Work to be completed ::
Reproduce all of the material exactly as shown.

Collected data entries
---
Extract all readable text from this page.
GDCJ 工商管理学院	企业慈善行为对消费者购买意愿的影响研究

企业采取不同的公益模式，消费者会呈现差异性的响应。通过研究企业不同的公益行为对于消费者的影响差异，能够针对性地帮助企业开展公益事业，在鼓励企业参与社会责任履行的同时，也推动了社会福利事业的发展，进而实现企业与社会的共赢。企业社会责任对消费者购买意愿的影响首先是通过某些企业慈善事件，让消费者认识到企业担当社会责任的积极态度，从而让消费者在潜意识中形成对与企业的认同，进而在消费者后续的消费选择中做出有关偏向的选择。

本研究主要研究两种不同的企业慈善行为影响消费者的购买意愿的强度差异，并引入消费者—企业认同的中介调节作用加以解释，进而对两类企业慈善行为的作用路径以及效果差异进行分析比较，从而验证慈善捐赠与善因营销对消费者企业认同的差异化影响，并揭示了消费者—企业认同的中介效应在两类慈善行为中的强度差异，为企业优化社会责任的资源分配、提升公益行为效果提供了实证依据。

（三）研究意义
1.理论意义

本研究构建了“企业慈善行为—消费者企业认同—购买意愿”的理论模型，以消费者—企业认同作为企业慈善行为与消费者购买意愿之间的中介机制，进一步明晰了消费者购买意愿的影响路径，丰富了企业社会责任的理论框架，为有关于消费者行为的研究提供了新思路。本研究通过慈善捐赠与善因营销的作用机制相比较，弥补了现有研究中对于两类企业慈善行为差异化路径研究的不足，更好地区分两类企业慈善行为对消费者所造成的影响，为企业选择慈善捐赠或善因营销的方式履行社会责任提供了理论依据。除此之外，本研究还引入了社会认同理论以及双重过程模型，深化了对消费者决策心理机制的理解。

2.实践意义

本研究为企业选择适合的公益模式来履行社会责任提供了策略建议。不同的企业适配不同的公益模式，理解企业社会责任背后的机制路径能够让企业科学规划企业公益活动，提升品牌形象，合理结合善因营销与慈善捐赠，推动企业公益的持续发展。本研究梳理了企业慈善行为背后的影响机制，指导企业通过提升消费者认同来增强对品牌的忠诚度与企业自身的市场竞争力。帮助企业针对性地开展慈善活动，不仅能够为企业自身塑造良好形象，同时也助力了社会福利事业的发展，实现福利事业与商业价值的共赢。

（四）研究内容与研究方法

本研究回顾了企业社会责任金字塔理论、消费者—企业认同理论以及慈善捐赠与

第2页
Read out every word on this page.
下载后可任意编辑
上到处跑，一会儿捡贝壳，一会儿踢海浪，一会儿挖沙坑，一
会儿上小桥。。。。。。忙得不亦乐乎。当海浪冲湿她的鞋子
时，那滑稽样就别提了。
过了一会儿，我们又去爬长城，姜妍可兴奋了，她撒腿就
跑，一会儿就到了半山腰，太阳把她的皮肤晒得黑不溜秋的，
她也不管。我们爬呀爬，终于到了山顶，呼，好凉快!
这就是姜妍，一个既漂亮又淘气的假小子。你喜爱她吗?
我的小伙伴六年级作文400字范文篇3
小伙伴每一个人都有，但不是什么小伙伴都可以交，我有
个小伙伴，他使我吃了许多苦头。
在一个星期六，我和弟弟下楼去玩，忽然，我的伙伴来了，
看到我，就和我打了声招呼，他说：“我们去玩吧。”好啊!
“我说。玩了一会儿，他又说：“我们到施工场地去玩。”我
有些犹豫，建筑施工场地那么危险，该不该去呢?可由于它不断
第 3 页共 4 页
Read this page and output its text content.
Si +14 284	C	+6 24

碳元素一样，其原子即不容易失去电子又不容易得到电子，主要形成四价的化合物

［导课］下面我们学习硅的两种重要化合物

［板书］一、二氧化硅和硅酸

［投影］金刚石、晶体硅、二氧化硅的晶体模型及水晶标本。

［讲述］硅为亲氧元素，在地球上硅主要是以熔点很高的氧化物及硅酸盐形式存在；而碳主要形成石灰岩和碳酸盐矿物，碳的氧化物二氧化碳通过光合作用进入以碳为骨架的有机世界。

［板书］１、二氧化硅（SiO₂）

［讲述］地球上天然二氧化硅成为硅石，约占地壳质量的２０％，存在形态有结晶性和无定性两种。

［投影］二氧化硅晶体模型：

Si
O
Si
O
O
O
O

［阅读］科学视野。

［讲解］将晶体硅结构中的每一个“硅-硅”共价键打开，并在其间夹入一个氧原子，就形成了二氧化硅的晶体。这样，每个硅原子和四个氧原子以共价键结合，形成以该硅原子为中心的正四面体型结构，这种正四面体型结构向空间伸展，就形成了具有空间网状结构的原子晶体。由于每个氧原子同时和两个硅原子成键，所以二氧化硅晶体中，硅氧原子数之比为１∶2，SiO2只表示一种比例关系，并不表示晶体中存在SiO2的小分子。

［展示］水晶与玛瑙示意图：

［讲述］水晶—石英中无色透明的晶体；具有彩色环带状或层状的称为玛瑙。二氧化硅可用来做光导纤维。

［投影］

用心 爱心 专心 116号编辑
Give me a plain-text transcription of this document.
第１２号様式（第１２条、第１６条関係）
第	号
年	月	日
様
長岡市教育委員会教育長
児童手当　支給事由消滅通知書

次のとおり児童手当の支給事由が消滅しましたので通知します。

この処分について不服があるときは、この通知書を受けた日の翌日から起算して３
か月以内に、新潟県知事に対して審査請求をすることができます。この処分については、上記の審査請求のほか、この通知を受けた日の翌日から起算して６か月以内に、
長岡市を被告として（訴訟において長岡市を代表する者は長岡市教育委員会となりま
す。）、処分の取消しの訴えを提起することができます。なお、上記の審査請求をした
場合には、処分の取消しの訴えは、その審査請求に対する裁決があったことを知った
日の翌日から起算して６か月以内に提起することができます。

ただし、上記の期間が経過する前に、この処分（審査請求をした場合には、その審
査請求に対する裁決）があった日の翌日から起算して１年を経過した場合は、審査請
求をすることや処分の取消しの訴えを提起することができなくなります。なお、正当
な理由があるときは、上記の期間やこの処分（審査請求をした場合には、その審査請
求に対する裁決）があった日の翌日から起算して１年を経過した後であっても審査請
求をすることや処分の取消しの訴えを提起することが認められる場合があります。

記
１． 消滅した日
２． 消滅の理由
---
Task solution ::
Extract all readable text from this page.
GDCJ 工商管理学院	企业慈善行为对消费者购买意愿的影响研究

企业采取不同的公益模式，消费者会呈现差异性的响应。通过研究企业不同的公益行为对于消费者的影响差异，能够针对性地帮助企业开展公益事业，在鼓励企业参与社会责任履行的同时，也推动了社会福利事业的发展，进而实现企业与社会的共赢。企业社会责任对消费者购买意愿的影响首先是通过某些企业慈善事件，让消费者认识到企业担当社会责任的积极态度，从而让消费者在潜意识中形成对与企业的认同，进而在消费者后续的消费选择中做出有关偏向的选择。

本研究主要研究两种不同的企业慈善行为影响消费者的购买意愿的强度差异，并引入消费者—企业认同的中介调节作用加以解释，进而对两类企业慈善行为的作用路径以及效果差异进行分析比较，从而验证慈善捐赠与善因营销对消费者企业认同的差异化影响，并揭示了消费者—企业认同的中介效应在两类慈善行为中的强度差异，为企业优化社会责任的资源分配、提升公益行为效果提供了实证依据。

（三）研究意义
1.理论意义

本研究构建了“企业慈善行为—消费者企业认同—购买意愿”的理论模型，以消费者—企业认同作为企业慈善行为与消费者购买意愿之间的中介机制，进一步明晰了消费者购买意愿的影响路径，丰富了企业社会责任的理论框架，为有关于消费者行为的研究提供了新思路。本研究通过慈善捐赠与善因营销的作用机制相比较，弥补了现有研究中对于两类企业慈善行为差异化路径研究的不足，更好地区分两类企业慈善行为对消费者所造成的影响，为企业选择慈善捐赠或善因营销的方式履行社会责任提供了理论依据。除此之外，本研究还引入了社会认同理论以及双重过程模型，深化了对消费者决策心理机制的理解。

2.实践意义

本研究为企业选择适合的公益模式来履行社会责任提供了策略建议。不同的企业适配不同的公益模式，理解企业社会责任背后的机制路径能够让企业科学规划企业公益活动，提升品牌形象，合理结合善因营销与慈善捐赠，推动企业公益的持续发展。本研究梳理了企业慈善行为背后的影响机制，指导企业通过提升消费者认同来增强对品牌的忠诚度与企业自身的市场竞争力。帮助企业针对性地开展慈善活动，不仅能够为企业自身塑造良好形象，同时也助力了社会福利事业的发展，实现福利事业与商业价值的共赢。

（四）研究内容与研究方法

本研究回顾了企业社会责任金字塔理论、消费者—企业认同理论以及慈善捐赠与

第2页
Read out every word on this page.
下载后可任意编辑
上到处跑，一会儿捡贝壳，一会儿踢海浪，一会儿挖沙坑，一
会儿上小桥。。。。。。忙得不亦乐乎。当海浪冲湿她的鞋子
时，那滑稽样就别提了。
过了一会儿，我们又去爬长城，姜妍可兴奋了，她撒腿就
跑，一会儿就到了半山腰，太阳把她的皮肤晒得黑不溜秋的，
她也不管。我们爬呀爬，终于到了山顶，呼，好凉快!
这就是姜妍，一个既漂亮又淘气的假小子。你喜爱她吗?
我的小伙伴六年级作文400字范文篇3
小伙伴每一个人都有，但不是什么小伙伴都可以交，我有
个小伙伴，他使我吃了许多苦头。
在一个星期六，我和弟弟下楼去玩，忽然，我的伙伴来了，
看到我，就和我打了声招呼，他说：“我们去玩吧。”好啊!
“我说。玩了一会儿，他又说：“我们到施工场地去玩。”我
有些犹豫，建筑施工场地那么危险，该不该去呢?可由于它不断
第 3 页共 4 页
Read this page and output its text content.
Si +14 284	C	+6 24

碳元素一样，其原子即不容易失去电子又不容易得到电子，主要形成四价的化合物

［导课］下面我们学习硅的两种重要化合物

［板书］一、二氧化硅和硅酸

［投影］金刚石、晶体硅、二氧化硅的晶体模型及水晶标本。

［讲述］硅为亲氧元素，在地球上硅主要是以熔点很高的氧化物及硅酸盐形式存在；而碳主要形成石灰岩和碳酸盐矿物，碳的氧化物二氧化碳通过光合作用进入以碳为骨架的有机世界。

［板书］１、二氧化硅（SiO₂）

［讲述］地球上天然二氧化硅成为硅石，约占地壳质量的２０％，存在形态有结晶性和无定性两种。

［投影］二氧化硅晶体模型：

Si
O
Si
O
O
O
O

［阅读］科学视野。

［讲解］将晶体硅结构中的每一个“硅-硅”共价键打开，并在其间夹入一个氧原子，就形成了二氧化硅的晶体。这样，每个硅原子和四个氧原子以共价键结合，形成以该硅原子为中心的正四面体型结构，这种正四面体型结构向空间伸展，就形成了具有空间网状结构的原子晶体。由于每个氧原子同时和两个硅原子成键，所以二氧化硅晶体中，硅氧原子数之比为１∶2，SiO2只表示一种比例关系，并不表示晶体中存在SiO2的小分子。

［展示］水晶与玛瑙示意图：

［讲述］水晶—石英中无色透明的晶体；具有彩色环带状或层状的称为玛瑙。二氧化硅可用来做光导纤维。

［投影］

用心 爱心 专心 116号编辑
Give me a plain-text transcription of this document.
第１２号様式（第１２条、第１６条関係）
第	号
年	月	日
様
長岡市教育委員会教育長
児童手当　支給事由消滅通知書

次のとおり児童手当の支給事由が消滅しましたので通知します。

この処分について不服があるときは、この通知書を受けた日の翌日から起算して３
か月以内に、新潟県知事に対して審査請求をすることができます。この処分については、上記の審査請求のほか、この通知を受けた日の翌日から起算して６か月以内に、
長岡市を被告として（訴訟において長岡市を代表する者は長岡市教育委員会となりま
す。）、処分の取消しの訴えを提起することができます。なお、上記の審査請求をした
場合には、処分の取消しの訴えは、その審査請求に対する裁決があったことを知った
日の翌日から起算して６か月以内に提起することができます。

ただし、上記の期間が経過する前に、この処分（審査請求をした場合には、その審
査請求に対する裁決）があった日の翌日から起算して１年を経過した場合は、審査請
求をすることや処分の取消しの訴えを提起することができなくなります。なお、正当
な理由があるときは、上記の期間やこの処分（審査請求をした場合には、その審査請
求に対する裁決）があった日の翌日から起算して１年を経過した後であっても審査請
求をすることや処分の取消しの訴えを提起することが認められる場合があります。

記
１． 消滅した日
２． 消滅の理由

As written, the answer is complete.